*Objective 1*: Rewrite the lines of the entries from the one containing "chevron-down-icon bbox=[638, 83, 662, 104]" down to the one containing "chevron-down-icon bbox=[281, 83, 302, 104]", both included, as a Markdown table with the columns Row and Entry Line, leaving out any blank lines.

The paper opens with several comments about formalisms for composition, and
how these might be relevant to live performance. This section is followed by
a collection of annotated examples of software man-machine interfaces for
composition or other tasks, whereby the pertinence of each to live
performance is discussed.
Formalisms for Composition
A number of compositional formalisms have been developed through the ages
for various types of music. The relationship between musical form and
structure and compositional methods is taught in depth in music academies as
part of our composition or performance training.
In many musics, the role of text is central in the development of simple
musical structures; they often mirror the text's structure, as in the case of
many songs or liturgical musics. The central role of diatonic harmony as a
structure-giving element in the western music of the last 400 years is also
obvious. In the early 20th century, diatonic harmony was replaced with
12-tone formalisms without a parallel advancement in the structural aspects.
Alban Berg, for example, wrote elaborate sonata-allegro forms in 12-tone technique.
When looking at formalisms for composition as algorithms in the computer
science sense, one should cite Donald Knuth's definition of algorithm in
terms of finiteness, definiteness, input, output, and effectiveness (Knuth
1973). According to this definition, Guido d'Arezzo's hand and Phillipe de
Vitry's use of isorhythms both count as compositional algorithms.
Historically, composers have always used the highest technology available to
them in composition (although I know of composers who would argue with this
statement), so it can be informative to investigate the impact of 20th
century mathematics and information theory on this field. Computer software
has been applied to music composition since the early days of the
availability computers. The first attempts (in the 1950's) to use software
for composition fell basically into two areas: implementing complex
stochastic methods; and realizing strict serialism (Hiller 1970).
More recently, contemporary mathematical and software techniques have lead
to a wide range of attempts-with generally aesthetically-questionable
results-into the areas of fractal techniques based on self-similarity over
many orders of magnitude, procedural techniques based on the
composition-as-programming paradigm (Loy 1989), the use of generative
grammars for form generation (Roads 1978), and more advanced artificial
intelligence software techniques for knowledge-based composition. The
literature in this field is rich.
The relevance of this to live performance is that many software
implementations of such formalisms can be executed in real time by
contemporary PC- or workstation-class computers. The more complex issue is
how to construct man-machine interfaces that facilitate interaction with the
structures that are relevant to the chosen formalism or algorithm in a live
performance situation. The examples discussed below are all well-known and
documented software systems; the newest of them (T-R Trees) is two years old.

*Objective 2*: Give again, word for word, the part of the text on formalisms for composition that runs from "In many musics, the" down to "in 12-tone technique.".

*Record list*:
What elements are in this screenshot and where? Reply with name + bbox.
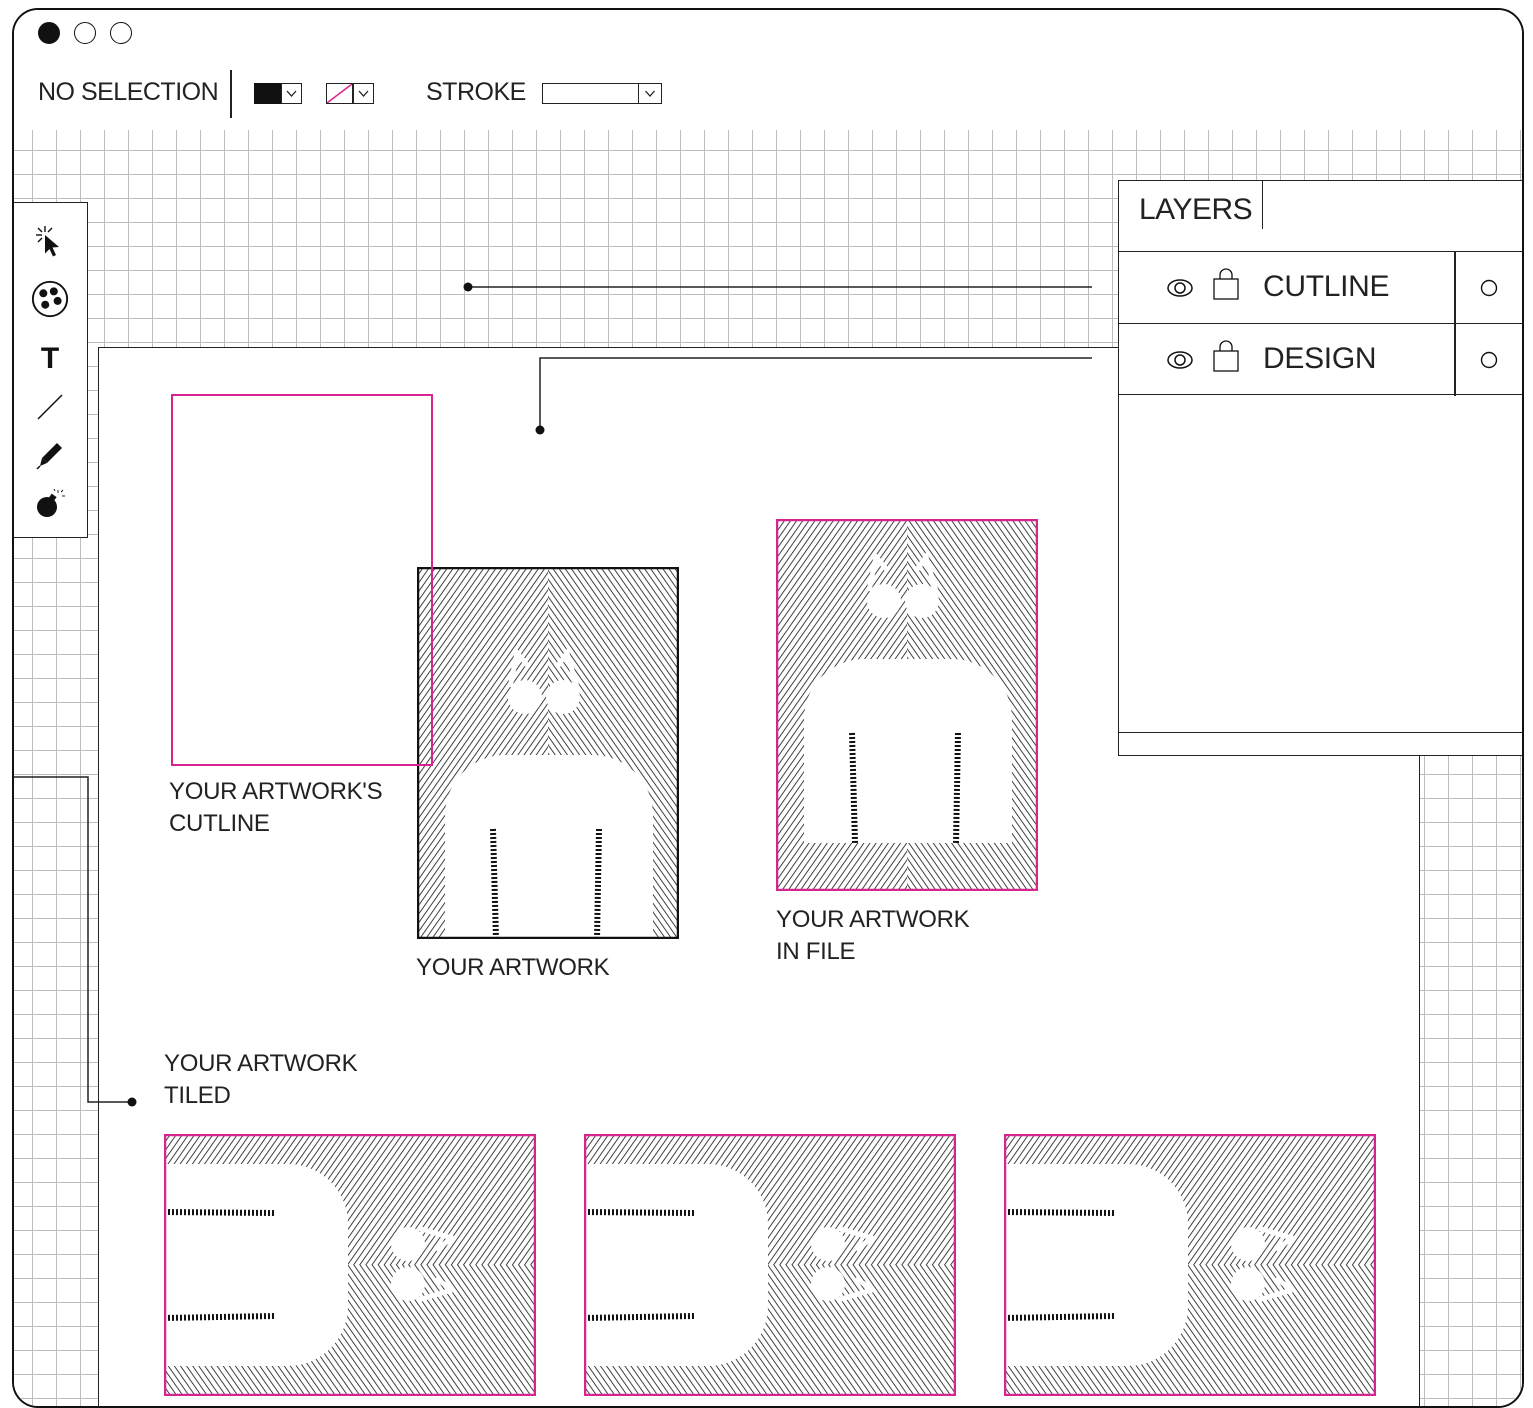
chevron-down-icon bbox=[638, 83, 662, 104]
artwork-illustration bbox=[417, 567, 679, 939]
close-window-button[interactable] bbox=[38, 22, 60, 44]
chevron-down-icon bbox=[353, 83, 374, 104]
artwork-in-file-preview[interactable] bbox=[776, 519, 1038, 891]
layer-name: DESIGN bbox=[1263, 342, 1377, 375]
chevron-down-icon bbox=[281, 83, 302, 104]
tools-palette: T bbox=[14, 202, 88, 538]
visibility-eye-icon[interactable] bbox=[1165, 350, 1195, 370]
selection-status: NO SELECTION bbox=[38, 78, 219, 106]
toolbar-divider bbox=[230, 70, 232, 118]
layer-target-circle-icon[interactable] bbox=[1479, 350, 1499, 370]
tiled-artwork-3[interactable] bbox=[1004, 1134, 1376, 1396]
tiled-caption: YOUR ARTWORK TILED bbox=[164, 1050, 358, 1109]
layers-panel: LAYERS CUTLINE DESIGN bbox=[1118, 180, 1522, 756]
tiled-artwork-1[interactable] bbox=[164, 1134, 536, 1396]
stroke-width-dropdown[interactable] bbox=[542, 83, 664, 104]
layers-tab[interactable]: LAYERS bbox=[1119, 181, 1263, 229]
maximize-window-button[interactable] bbox=[110, 22, 132, 44]
line-tool-icon[interactable] bbox=[30, 387, 70, 427]
minimize-window-button[interactable] bbox=[74, 22, 96, 44]
layer-row-cutline[interactable]: CUTLINE bbox=[1119, 251, 1522, 324]
fill-swatch bbox=[254, 83, 281, 104]
layers-title: LAYERS bbox=[1139, 193, 1253, 226]
text-tool-icon[interactable]: T bbox=[30, 339, 70, 379]
no-color-swatch-icon bbox=[326, 83, 353, 104]
cutline-caption: YOUR ARTWORK'S CUTLINE bbox=[169, 778, 383, 837]
layer-row-divider bbox=[1454, 252, 1456, 324]
artwork-preview[interactable] bbox=[417, 567, 679, 939]
title-bar bbox=[14, 10, 1522, 59]
tiled-artwork-2[interactable] bbox=[584, 1134, 956, 1396]
bomb-icon[interactable] bbox=[30, 483, 70, 523]
layer-name: CUTLINE bbox=[1263, 270, 1390, 303]
artwork-in-file-illustration bbox=[776, 519, 1038, 891]
text-tool-glyph: T bbox=[40, 342, 60, 375]
stroke-label: STROKE bbox=[426, 78, 526, 106]
canvas-area[interactable]: YOUR ARTWORK'S CUTLINE YOUR ARTWORK YOUR… bbox=[14, 130, 1522, 1406]
toolbar: NO SELECTION STROKE bbox=[14, 58, 1522, 131]
layer-target-circle-icon[interactable] bbox=[1479, 278, 1499, 298]
fill-color-picker[interactable] bbox=[254, 83, 304, 104]
color-palette-icon[interactable] bbox=[30, 279, 70, 319]
layer-row-divider bbox=[1454, 324, 1456, 396]
select-tool-icon[interactable] bbox=[30, 223, 70, 263]
layer-row-design[interactable]: DESIGN bbox=[1119, 323, 1522, 396]
lock-icon[interactable] bbox=[1211, 266, 1241, 302]
stroke-width-field bbox=[542, 83, 640, 104]
lock-icon[interactable] bbox=[1211, 338, 1241, 374]
app-window: NO SELECTION STROKE YOUR ARTWORK'S CUTLI… bbox=[12, 8, 1524, 1408]
artwork-caption: YOUR ARTWORK bbox=[416, 954, 610, 981]
stroke-color-picker[interactable] bbox=[326, 83, 376, 104]
pen-tool-icon[interactable] bbox=[30, 435, 70, 475]
artwork-in-file-caption: YOUR ARTWORK IN FILE bbox=[776, 906, 970, 965]
layers-panel-footer bbox=[1119, 732, 1522, 733]
cutline-outline[interactable] bbox=[171, 394, 433, 766]
visibility-eye-icon[interactable] bbox=[1165, 278, 1195, 298]
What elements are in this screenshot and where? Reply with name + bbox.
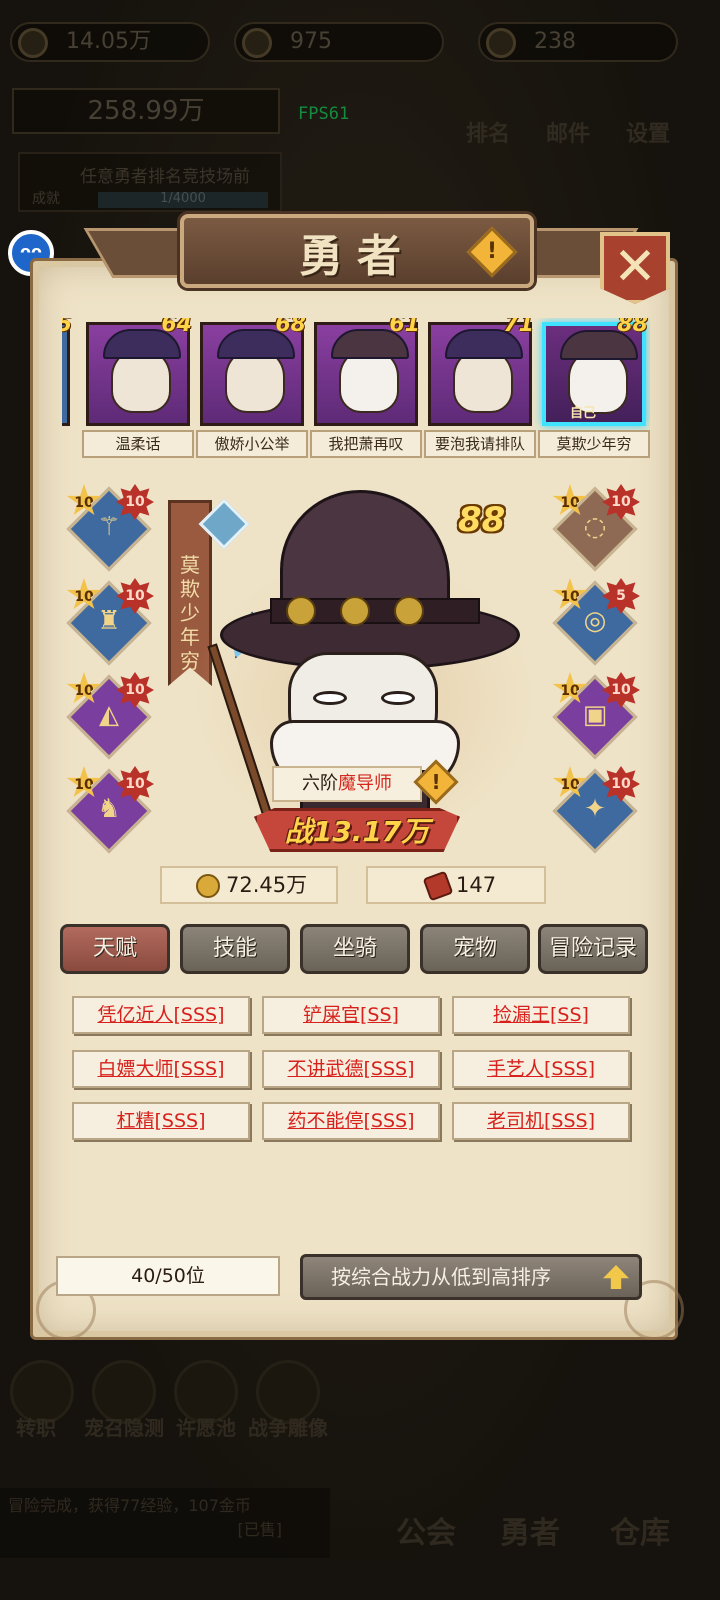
equip-slot-amulet[interactable]: ✦ 10 10 — [552, 766, 640, 854]
talent-item[interactable]: 凭亿近人[SSS] — [72, 996, 250, 1034]
hero-ticket-stat: 147 — [366, 866, 546, 904]
talent-item[interactable]: 手艺人[SSS] — [452, 1050, 630, 1088]
ring-icon: ◎ — [583, 606, 607, 636]
hero-name: 要泡我请排队 — [424, 430, 536, 458]
tab-talent[interactable]: 天赋 — [60, 924, 170, 974]
info-icon: ! — [431, 770, 441, 794]
necklace-icon: ◌ — [583, 512, 607, 542]
hero-level: 71 — [503, 318, 534, 337]
enhance-level-icon: 10 — [116, 578, 154, 614]
equip-slot-weapon[interactable]: ⚚ 10 10 — [66, 484, 154, 572]
hood-icon: ◭ — [99, 700, 119, 730]
hat-coin-icon — [286, 596, 316, 626]
equip-slot-boots[interactable]: ♞ 10 10 — [66, 766, 154, 854]
hero-name: 我把萧再叹 — [310, 430, 422, 458]
hero-portrait — [314, 322, 418, 426]
hero-portrait — [200, 322, 304, 426]
enhance-level-icon: 10 — [116, 766, 154, 802]
equip-slot-necklace[interactable]: ◌ 10 10 — [552, 484, 640, 572]
hero-name: 傲娇小公举 — [196, 430, 308, 458]
talent-item[interactable]: 白嫖大师[SSS] — [72, 1050, 250, 1088]
hat-coin-icon — [394, 596, 424, 626]
cape-icon: ♜ — [97, 606, 121, 636]
sort-button[interactable]: 按综合战力从低到高排序 — [300, 1254, 642, 1300]
equip-slot-cape[interactable]: ♜ 10 10 — [66, 578, 154, 666]
eye — [313, 691, 347, 705]
hero-portrait — [86, 322, 190, 426]
hero-card[interactable]: 68 傲娇小公举 — [196, 318, 308, 464]
enhance-level: 10 — [611, 776, 631, 792]
staff-icon: ⚚ — [97, 512, 121, 542]
enhance-level: 10 — [125, 494, 145, 510]
enhance-level-icon: 10 — [116, 672, 154, 708]
equip-slot-ring[interactable]: ◎ 10 5 — [552, 578, 640, 666]
eye — [381, 691, 415, 705]
hero-name: 温柔话 — [82, 430, 194, 458]
info-icon: ! — [486, 239, 498, 264]
talent-item[interactable]: 铲屎官[SS] — [262, 996, 440, 1034]
talent-item[interactable]: 老司机[SSS] — [452, 1102, 630, 1140]
enhance-level-icon: 10 — [602, 484, 640, 520]
hero-level: 64 — [161, 318, 192, 337]
equip-slot-helmet[interactable]: ◭ 10 10 — [66, 672, 154, 760]
combat-power: 战13.17万 — [254, 810, 460, 850]
ticket-icon — [422, 870, 454, 902]
hat-coin-icon — [340, 596, 370, 626]
hero-class: 六阶魔导师 — [272, 766, 422, 802]
hero-level: 61 — [389, 318, 420, 337]
tab-adventure-log[interactable]: 冒险记录 — [538, 924, 648, 974]
talent-item[interactable]: 药不能停[SSS] — [262, 1102, 440, 1140]
hero-portrait: 自己 — [542, 322, 646, 426]
enhance-level: 10 — [611, 494, 631, 510]
tab-pet[interactable]: 宠物 — [420, 924, 530, 974]
hero-level: 68 — [275, 318, 306, 337]
power-prefix: 战 — [284, 815, 313, 848]
class-name: 魔导师 — [338, 773, 392, 794]
hero-name: 莫欺少年穷 — [538, 430, 650, 458]
self-tag: 自己 — [570, 406, 597, 421]
hero-portrait — [428, 322, 532, 426]
enhance-level-icon: 10 — [602, 672, 640, 708]
talent-item[interactable]: 杠精[SSS] — [72, 1102, 250, 1140]
hero-level: 5 — [62, 318, 72, 337]
enhance-level-icon: 10 — [602, 766, 640, 802]
enhance-level: 10 — [611, 682, 631, 698]
hero-count: 40/50位 — [56, 1256, 280, 1296]
hero-card[interactable]: 71 要泡我请排队 — [424, 318, 536, 464]
boots-icon: ♞ — [97, 794, 121, 824]
arrow-up-icon — [603, 1265, 629, 1289]
talent-item[interactable]: 不讲武德[SSS] — [262, 1050, 440, 1088]
enhance-level: 10 — [125, 776, 145, 792]
sort-label: 按综合战力从低到高排序 — [331, 1265, 551, 1289]
gold-coin-icon — [196, 874, 220, 898]
amulet-icon: ✦ — [584, 794, 606, 824]
close-icon: ✕ — [613, 237, 657, 297]
hero-portrait — [62, 322, 70, 426]
hero-roster[interactable]: 5 64 温柔话 68 傲娇小公举 61 我把萧再叹 71 要泡我请排队 — [62, 318, 650, 464]
enhance-level: 5 — [616, 588, 626, 604]
hero-level-badge: 88 — [458, 500, 506, 540]
power-value: 13.17万 — [312, 815, 430, 848]
enhance-level-icon: 5 — [602, 578, 640, 614]
class-tier: 六阶 — [302, 773, 338, 794]
enhance-level: 10 — [125, 682, 145, 698]
enhance-level-icon: 10 — [116, 484, 154, 520]
hero-level: 88 — [617, 318, 648, 337]
enhance-level: 10 — [125, 588, 145, 604]
hero-gold-value: 72.45万 — [226, 873, 308, 897]
hero-card-selected[interactable]: 自己 88 莫欺少年穷 — [538, 318, 650, 464]
equip-slot-armor[interactable]: ▣ 10 10 — [552, 672, 640, 760]
hero-gold-stat: 72.45万 — [160, 866, 338, 904]
hero-ticket-value: 147 — [456, 873, 497, 897]
hero-card-partial[interactable]: 5 — [62, 318, 72, 464]
hero-card[interactable]: 61 我把萧再叹 — [310, 318, 422, 464]
robe-icon: ▣ — [582, 700, 608, 730]
tab-mount[interactable]: 坐骑 — [300, 924, 410, 974]
hero-card[interactable]: 64 温柔话 — [82, 318, 194, 464]
talent-item[interactable]: 捡漏王[SS] — [452, 996, 630, 1034]
tab-skill[interactable]: 技能 — [180, 924, 290, 974]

*Problem solution 1*:
| Row | Entry Line |
|---|---|
| 1 | chevron-down-icon bbox=[638, 83, 662, 104] |
| 2 | artwork-illustration bbox=[417, 567, 679, 939] |
| 3 | close-window-button[interactable] bbox=[38, 22, 60, 44] |
| 4 | chevron-down-icon bbox=[353, 83, 374, 104] |
| 5 | artwork-in-file-preview[interactable] bbox=[776, 519, 1038, 891] |
| 6 | layer-name: DESIGN bbox=[1263, 342, 1377, 375] |
| 7 | chevron-down-icon bbox=[281, 83, 302, 104] |

*Problem solution 2*:
In many musics, the role of text is central in the development of simple
musical structures; they often mirror the text's structure, as in the case of
many songs or liturgical musics. The central role of diatonic harmony as a
structure-giving element in the western music of the last 400 years is also
obvious. In the early 20th century, diatonic harmony was replaced with
12-tone formalisms without a parallel advancement in the structural aspects.
Alban Berg, for example, wrote elaborate sonata-allegro forms in 12-tone technique.